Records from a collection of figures
----------------------------------------

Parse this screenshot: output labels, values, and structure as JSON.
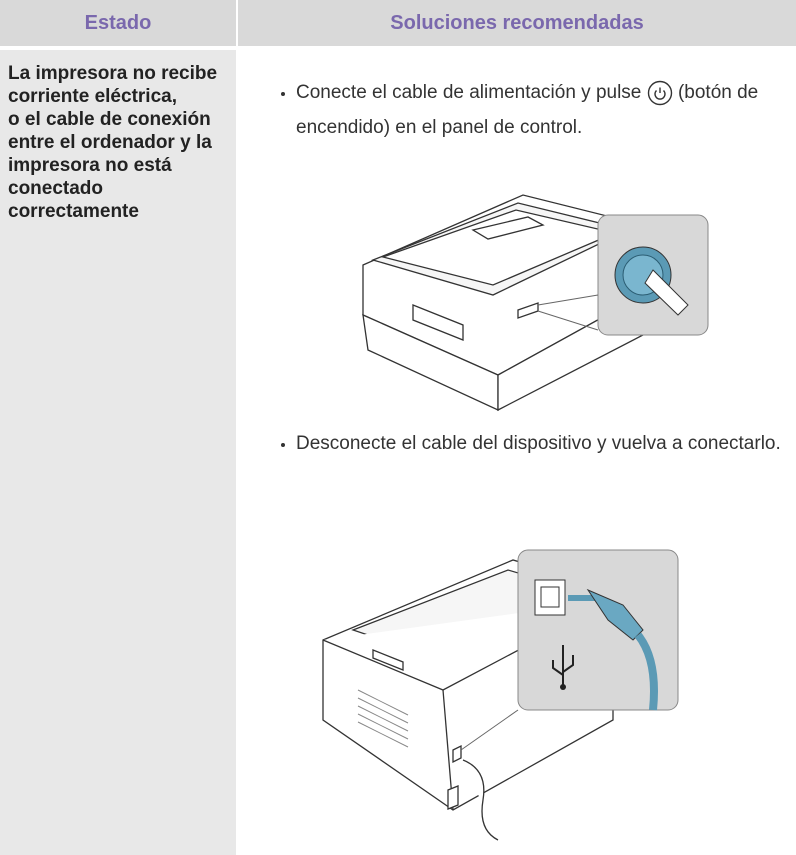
{
  "table": {
    "headers": [
      "Estado",
      "Soluciones recomendadas"
    ],
    "rows": [
      {
        "status": [
          "La impresora no recibe corriente eléctrica,",
          "o el cable de conexión entre el ordenador y la impresora no está conectado correctamente"
        ],
        "solutions": [
          {
            "text_before": "Conecte el cable de alimentación y pulse",
            "text_after": "(botón de encendido) en el panel de control."
          },
          {
            "text": "Desconecte el cable del dispositivo y vuelva a conectarlo."
          }
        ]
      }
    ]
  }
}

----------------------------------------

_INSTRUCTIONS TO FOLLOW:_ Omit every image. Quote each record exactly.

_SOLUTION FOR THIS TASK:_
Parse this screenshot: output labels, values, and structure as JSON.
{
  "table": {
    "headers": [
      "Estado",
      "Soluciones recomendadas"
    ],
    "rows": [
      {
        "status": [
          "La impresora no recibe corriente eléctrica,",
          "o el cable de conexión entre el ordenador y la impresora no está conectado correctamente"
        ],
        "solutions": [
          {
            "text_before": "Conecte el cable de alimentación y pulse",
            "text_after": "(botón de encendido) en el panel de control."
          },
          {
            "text": "Desconecte el cable del dispositivo y vuelva a conectarlo."
          }
        ]
      }
    ]
  }
}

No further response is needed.